▶ **WHAT IS EXPECTED**
Leaving out the pictures, retype all the material exactly.

* begin DATASET RECORDS *

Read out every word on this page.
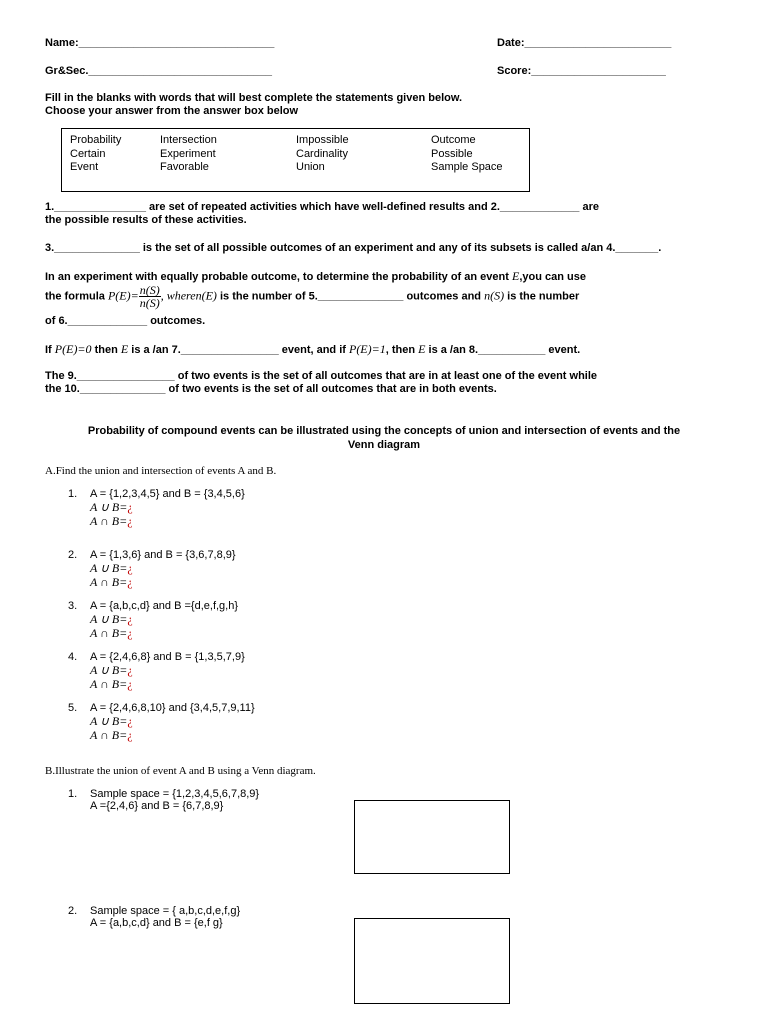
Name:________________________________	Date:________________________
Gr&Sec.______________________________	Score:______________________
Fill in the blanks with words that will best complete the statements given below.
Choose your answer from the answer box below
Probability
Certain
Event
Intersection
Experiment
Favorable
Impossible
Cardinality
Union
Outcome
Possible
Sample Space
1._______________ are set of repeated activities which have well-defined results and 2._____________ are
the possible results of these activities.
3.______________ is the set of all possible outcomes of an experiment and any of its subsets is called a/an 4._______.
In an experiment with equally probable outcome, to determine the probability of an event E,you can use
the formula $P(E)= \frac{n(S)}{n(S)}$ , wheren(E) is the number of 5.______________ outcomes and n(S) is the number
of 6._____________ outcomes.
If P(E)=0 then E is a /an 7.________________ event, and if P(E)=1, then E is a /an 8.___________ event.
The 9.________________ of two events is the set of all outcomes that are in at least one of the event while
the 10.______________ of two events is the set of all outcomes that are in both events.
Probability of compound events can be illustrated using the concepts of union and intersection of events and the
Venn diagram
A.Find the union and intersection of events A and B.
1. A = {1,2,3,4,5} and B = {3,4,5,6}
A ∪ B=¿
A ∩ B=¿
2. A = {1,3,6} and B = {3,6,7,8,9}
A ∪ B=¿
A ∩ B=¿
3. A = {a,b,c,d} and B ={d,e,f,g,h}
A ∪ B=¿
A ∩ B=¿
4. A = {2,4,6,8} and B = {1,3,5,7,9}
A ∪ B=¿
A ∩ B=¿
5. A = {2,4,6,8,10} and {3,4,5,7,9,11}
A ∪ B=¿
A ∩ B=¿
B.Illustrate the union of event A and B using a Venn diagram.
1. Sample space = {1,2,3,4,5,6,7,8,9}
A ={2,4,6} and B = {6,7,8,9}
2. Sample space = { a,b,c,d,e,f,g}
A = {a,b,c,d} and B = {e,f g}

* end DATASET RECORDS *

▶ **TASK SOLUTION**
Read out every word on this page.
Name:________________________________	Date:________________________
Gr&Sec.______________________________	Score:______________________
Fill in the blanks with words that will best complete the statements given below.
Choose your answer from the answer box below
Probability
Certain
Event
Intersection
Experiment
Favorable
Impossible
Cardinality
Union
Outcome
Possible
Sample Space
1._______________ are set of repeated activities which have well-defined results and 2._____________ are
the possible results of these activities.
3.______________ is the set of all possible outcomes of an experiment and any of its subsets is called a/an 4._______.
In an experiment with equally probable outcome, to determine the probability of an event E,you can use
the formula $P(E)= \frac{n(S)}{n(S)}$ , wheren(E) is the number of 5.______________ outcomes and n(S) is the number
of 6._____________ outcomes.
If P(E)=0 then E is a /an 7.________________ event, and if P(E)=1, then E is a /an 8.___________ event.
The 9.________________ of two events is the set of all outcomes that are in at least one of the event while
the 10.______________ of two events is the set of all outcomes that are in both events.
Probability of compound events can be illustrated using the concepts of union and intersection of events and the
Venn diagram
A.Find the union and intersection of events A and B.
1. A = {1,2,3,4,5} and B = {3,4,5,6}
A ∪ B=¿
A ∩ B=¿
2. A = {1,3,6} and B = {3,6,7,8,9}
A ∪ B=¿
A ∩ B=¿
3. A = {a,b,c,d} and B ={d,e,f,g,h}
A ∪ B=¿
A ∩ B=¿
4. A = {2,4,6,8} and B = {1,3,5,7,9}
A ∪ B=¿
A ∩ B=¿
5. A = {2,4,6,8,10} and {3,4,5,7,9,11}
A ∪ B=¿
A ∩ B=¿
B.Illustrate the union of event A and B using a Venn diagram.
1. Sample space = {1,2,3,4,5,6,7,8,9}
A ={2,4,6} and B = {6,7,8,9}
2. Sample space = { a,b,c,d,e,f,g}
A = {a,b,c,d} and B = {e,f g}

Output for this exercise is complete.